| To be done |
Transcribe the whole listing without a single picture.

Data records:

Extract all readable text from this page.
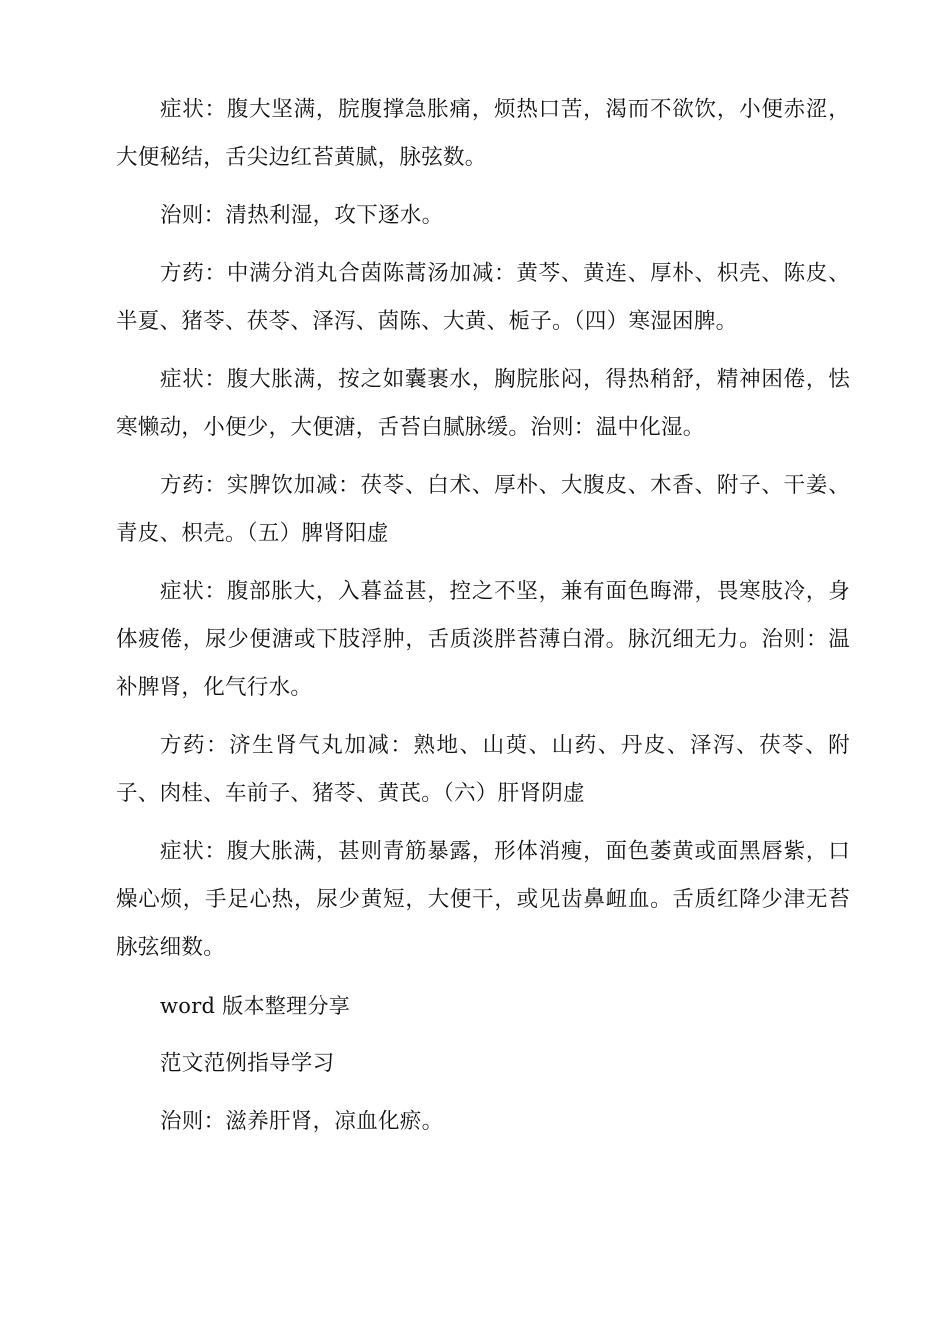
症状：腹大坚满，脘腹撑急胀痛，烦热口苦，渴而不欲饮，小便赤涩，大便秘结，舌尖边红苔黄腻，脉弦数。

治则：清热利湿，攻下逐水。

方药：中满分消丸合茵陈蒿汤加减：黄芩、黄连、厚朴、枳壳、陈皮、半夏、猪苓、茯苓、泽泻、茵陈、大黄、栀子。（四）寒湿困脾。

症状：腹大胀满，按之如囊裹水，胸脘胀闷，得热稍舒，精神困倦，怯寒懒动，小便少，大便溏，舌苔白腻脉缓。治则：温中化湿。

方药：实脾饮加减：茯苓、白术、厚朴、大腹皮、木香、附子、干姜、青皮、枳壳。（五）脾肾阳虚

症状：腹部胀大，入暮益甚，控之不坚，兼有面色晦滞，畏寒肢冷，身体疲倦，尿少便溏或下肢浮肿，舌质淡胖苔薄白滑。脉沉细无力。治则：温补脾肾，化气行水。

方药：济生肾气丸加减：熟地、山萸、山药、丹皮、泽泻、茯苓、附子、肉桂、车前子、猪苓、黄芪。（六）肝肾阴虚

症状：腹大胀满，甚则青筋暴露，形体消瘦，面色萎黄或面黑唇紫，口燥心烦，手足心热，尿少黄短，大便干，或见齿鼻衄血。舌质红降少津无苔脉弦细数。

word 版本整理分享

范文范例指导学习

治则：滋养肝肾，凉血化瘀。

| In response |
Extract all readable text from this page.
症状：腹大坚满，脘腹撑急胀痛，烦热口苦，渴而不欲饮，小便赤涩，大便秘结，舌尖边红苔黄腻，脉弦数。

治则：清热利湿，攻下逐水。

方药：中满分消丸合茵陈蒿汤加减：黄芩、黄连、厚朴、枳壳、陈皮、半夏、猪苓、茯苓、泽泻、茵陈、大黄、栀子。（四）寒湿困脾。

症状：腹大胀满，按之如囊裹水，胸脘胀闷，得热稍舒，精神困倦，怯寒懒动，小便少，大便溏，舌苔白腻脉缓。治则：温中化湿。

方药：实脾饮加减：茯苓、白术、厚朴、大腹皮、木香、附子、干姜、青皮、枳壳。（五）脾肾阳虚

症状：腹部胀大，入暮益甚，控之不坚，兼有面色晦滞，畏寒肢冷，身体疲倦，尿少便溏或下肢浮肿，舌质淡胖苔薄白滑。脉沉细无力。治则：温补脾肾，化气行水。

方药：济生肾气丸加减：熟地、山萸、山药、丹皮、泽泻、茯苓、附子、肉桂、车前子、猪苓、黄芪。（六）肝肾阴虚

症状：腹大胀满，甚则青筋暴露，形体消瘦，面色萎黄或面黑唇紫，口燥心烦，手足心热，尿少黄短，大便干，或见齿鼻衄血。舌质红降少津无苔脉弦细数。

word 版本整理分享

范文范例指导学习

治则：滋养肝肾，凉血化瘀。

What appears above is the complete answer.